* Information given:
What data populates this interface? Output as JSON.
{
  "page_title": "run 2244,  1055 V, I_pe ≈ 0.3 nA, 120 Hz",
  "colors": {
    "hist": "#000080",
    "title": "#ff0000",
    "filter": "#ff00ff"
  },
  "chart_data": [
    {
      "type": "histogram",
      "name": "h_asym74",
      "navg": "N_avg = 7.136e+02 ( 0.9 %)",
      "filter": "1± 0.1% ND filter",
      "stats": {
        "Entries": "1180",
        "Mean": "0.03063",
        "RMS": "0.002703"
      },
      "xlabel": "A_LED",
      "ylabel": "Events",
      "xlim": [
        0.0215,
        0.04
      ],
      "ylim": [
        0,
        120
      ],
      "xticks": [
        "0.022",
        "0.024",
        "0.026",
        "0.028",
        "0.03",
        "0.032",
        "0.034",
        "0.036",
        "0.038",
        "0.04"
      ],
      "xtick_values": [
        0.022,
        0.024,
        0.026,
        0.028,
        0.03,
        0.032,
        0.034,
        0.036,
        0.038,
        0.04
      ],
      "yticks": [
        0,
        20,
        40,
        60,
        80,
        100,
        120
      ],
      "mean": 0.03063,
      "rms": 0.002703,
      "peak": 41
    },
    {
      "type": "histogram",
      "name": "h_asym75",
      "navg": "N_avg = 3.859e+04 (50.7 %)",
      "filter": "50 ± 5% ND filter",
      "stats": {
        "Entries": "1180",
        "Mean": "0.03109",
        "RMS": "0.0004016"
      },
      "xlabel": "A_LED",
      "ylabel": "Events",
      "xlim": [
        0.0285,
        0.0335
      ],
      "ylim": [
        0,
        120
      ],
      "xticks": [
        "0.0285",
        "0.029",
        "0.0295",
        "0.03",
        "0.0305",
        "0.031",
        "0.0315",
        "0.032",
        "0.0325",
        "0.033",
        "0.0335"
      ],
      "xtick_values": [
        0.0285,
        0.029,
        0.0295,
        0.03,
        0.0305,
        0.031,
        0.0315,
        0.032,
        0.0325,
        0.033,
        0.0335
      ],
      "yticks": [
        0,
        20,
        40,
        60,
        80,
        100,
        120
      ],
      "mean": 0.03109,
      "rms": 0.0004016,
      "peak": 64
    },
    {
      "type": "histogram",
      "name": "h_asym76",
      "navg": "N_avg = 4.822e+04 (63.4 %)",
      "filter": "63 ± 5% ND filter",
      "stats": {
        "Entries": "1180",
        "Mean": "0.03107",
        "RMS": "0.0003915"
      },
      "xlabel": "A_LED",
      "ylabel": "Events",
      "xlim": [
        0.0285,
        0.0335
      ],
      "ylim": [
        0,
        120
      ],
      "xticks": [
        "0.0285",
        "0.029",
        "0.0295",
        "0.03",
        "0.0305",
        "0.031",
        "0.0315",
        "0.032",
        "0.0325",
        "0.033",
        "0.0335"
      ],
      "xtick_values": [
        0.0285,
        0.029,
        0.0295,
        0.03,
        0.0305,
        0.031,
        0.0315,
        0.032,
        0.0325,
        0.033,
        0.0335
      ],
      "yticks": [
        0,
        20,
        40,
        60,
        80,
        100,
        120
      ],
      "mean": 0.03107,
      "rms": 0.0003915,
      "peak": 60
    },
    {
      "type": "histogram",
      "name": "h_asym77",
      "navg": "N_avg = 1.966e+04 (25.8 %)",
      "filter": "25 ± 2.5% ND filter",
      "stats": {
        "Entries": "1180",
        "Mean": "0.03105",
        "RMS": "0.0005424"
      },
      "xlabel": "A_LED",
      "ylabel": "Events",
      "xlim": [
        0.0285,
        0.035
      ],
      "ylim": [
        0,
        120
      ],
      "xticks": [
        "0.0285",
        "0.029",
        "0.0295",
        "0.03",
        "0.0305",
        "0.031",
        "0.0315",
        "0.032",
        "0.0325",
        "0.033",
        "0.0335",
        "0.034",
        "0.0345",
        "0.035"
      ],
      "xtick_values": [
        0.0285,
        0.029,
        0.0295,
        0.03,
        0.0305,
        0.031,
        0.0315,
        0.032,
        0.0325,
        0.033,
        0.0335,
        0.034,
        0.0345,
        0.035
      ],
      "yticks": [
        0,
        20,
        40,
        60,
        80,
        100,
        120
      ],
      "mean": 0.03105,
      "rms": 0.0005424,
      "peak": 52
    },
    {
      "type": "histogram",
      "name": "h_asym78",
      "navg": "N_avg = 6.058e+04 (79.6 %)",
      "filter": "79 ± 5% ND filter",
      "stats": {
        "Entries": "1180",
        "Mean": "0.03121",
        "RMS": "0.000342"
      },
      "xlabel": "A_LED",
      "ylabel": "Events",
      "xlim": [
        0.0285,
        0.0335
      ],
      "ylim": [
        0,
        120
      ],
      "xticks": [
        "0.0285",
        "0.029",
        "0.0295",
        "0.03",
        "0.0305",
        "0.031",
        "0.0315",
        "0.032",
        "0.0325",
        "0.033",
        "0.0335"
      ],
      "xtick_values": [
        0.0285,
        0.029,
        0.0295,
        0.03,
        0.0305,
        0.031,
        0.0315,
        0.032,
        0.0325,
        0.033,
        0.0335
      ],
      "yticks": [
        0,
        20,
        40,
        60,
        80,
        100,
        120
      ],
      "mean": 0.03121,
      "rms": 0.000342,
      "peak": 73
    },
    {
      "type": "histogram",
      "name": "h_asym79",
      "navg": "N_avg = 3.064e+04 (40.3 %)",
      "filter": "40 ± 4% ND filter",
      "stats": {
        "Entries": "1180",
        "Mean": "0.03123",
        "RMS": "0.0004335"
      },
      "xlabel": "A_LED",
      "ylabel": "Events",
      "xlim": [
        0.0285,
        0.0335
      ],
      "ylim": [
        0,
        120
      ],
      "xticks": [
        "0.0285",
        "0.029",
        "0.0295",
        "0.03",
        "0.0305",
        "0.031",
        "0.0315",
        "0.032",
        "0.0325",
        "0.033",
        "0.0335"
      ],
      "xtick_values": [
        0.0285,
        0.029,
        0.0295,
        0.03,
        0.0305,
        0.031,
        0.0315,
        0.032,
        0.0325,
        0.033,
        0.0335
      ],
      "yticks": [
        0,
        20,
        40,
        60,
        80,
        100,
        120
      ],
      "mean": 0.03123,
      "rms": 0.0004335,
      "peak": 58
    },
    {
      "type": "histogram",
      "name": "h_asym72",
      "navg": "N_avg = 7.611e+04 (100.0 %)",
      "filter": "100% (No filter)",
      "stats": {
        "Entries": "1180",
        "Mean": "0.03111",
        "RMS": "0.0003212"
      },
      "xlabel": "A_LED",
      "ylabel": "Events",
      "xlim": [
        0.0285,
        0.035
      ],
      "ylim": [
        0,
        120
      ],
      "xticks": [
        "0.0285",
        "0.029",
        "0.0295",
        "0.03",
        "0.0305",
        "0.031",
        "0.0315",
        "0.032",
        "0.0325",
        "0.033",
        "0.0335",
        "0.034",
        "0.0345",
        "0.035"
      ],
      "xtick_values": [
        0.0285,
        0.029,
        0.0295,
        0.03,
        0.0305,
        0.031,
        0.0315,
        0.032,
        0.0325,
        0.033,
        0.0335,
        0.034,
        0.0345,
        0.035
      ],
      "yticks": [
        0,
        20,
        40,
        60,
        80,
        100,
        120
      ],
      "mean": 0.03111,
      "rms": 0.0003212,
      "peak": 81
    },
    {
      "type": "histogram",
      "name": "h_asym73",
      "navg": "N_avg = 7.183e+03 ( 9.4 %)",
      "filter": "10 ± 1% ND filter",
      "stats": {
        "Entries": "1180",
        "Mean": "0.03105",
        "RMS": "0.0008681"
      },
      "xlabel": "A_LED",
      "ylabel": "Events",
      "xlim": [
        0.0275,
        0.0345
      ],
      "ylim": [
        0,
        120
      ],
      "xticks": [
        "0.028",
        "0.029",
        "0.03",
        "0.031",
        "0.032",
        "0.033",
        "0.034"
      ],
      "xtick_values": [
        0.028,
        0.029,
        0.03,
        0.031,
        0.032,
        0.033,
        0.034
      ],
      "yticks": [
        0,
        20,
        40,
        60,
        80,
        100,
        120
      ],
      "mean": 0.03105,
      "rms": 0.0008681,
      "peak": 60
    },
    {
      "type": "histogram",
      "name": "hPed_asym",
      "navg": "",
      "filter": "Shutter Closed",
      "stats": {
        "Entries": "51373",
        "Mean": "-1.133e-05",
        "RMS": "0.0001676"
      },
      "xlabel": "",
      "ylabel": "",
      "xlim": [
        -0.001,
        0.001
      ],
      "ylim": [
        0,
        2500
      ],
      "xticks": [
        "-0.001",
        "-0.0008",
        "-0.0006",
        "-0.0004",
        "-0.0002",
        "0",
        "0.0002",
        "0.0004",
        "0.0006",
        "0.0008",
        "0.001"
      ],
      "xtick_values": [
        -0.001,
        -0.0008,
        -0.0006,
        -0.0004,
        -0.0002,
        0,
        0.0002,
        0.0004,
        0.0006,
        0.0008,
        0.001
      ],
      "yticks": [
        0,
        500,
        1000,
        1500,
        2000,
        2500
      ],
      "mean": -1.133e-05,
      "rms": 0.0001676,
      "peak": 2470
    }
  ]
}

* What to work on: Examine the records and pull out every line where the string "filter" occurs.

* Answer in full:
    "filter": "#ff00ff"
      "filter": "1± 0.1% ND filter",
      "filter": "50 ± 5% ND filter",
      "filter": "63 ± 5% ND filter",
      "filter": "25 ± 2.5% ND filter",
      "filter": "79 ± 5% ND filter",
      "filter": "40 ± 4% ND filter",
      "filter": "100% (No filter)",
      "filter": "10 ± 1% ND filter",
      "filter": "Shutter Closed",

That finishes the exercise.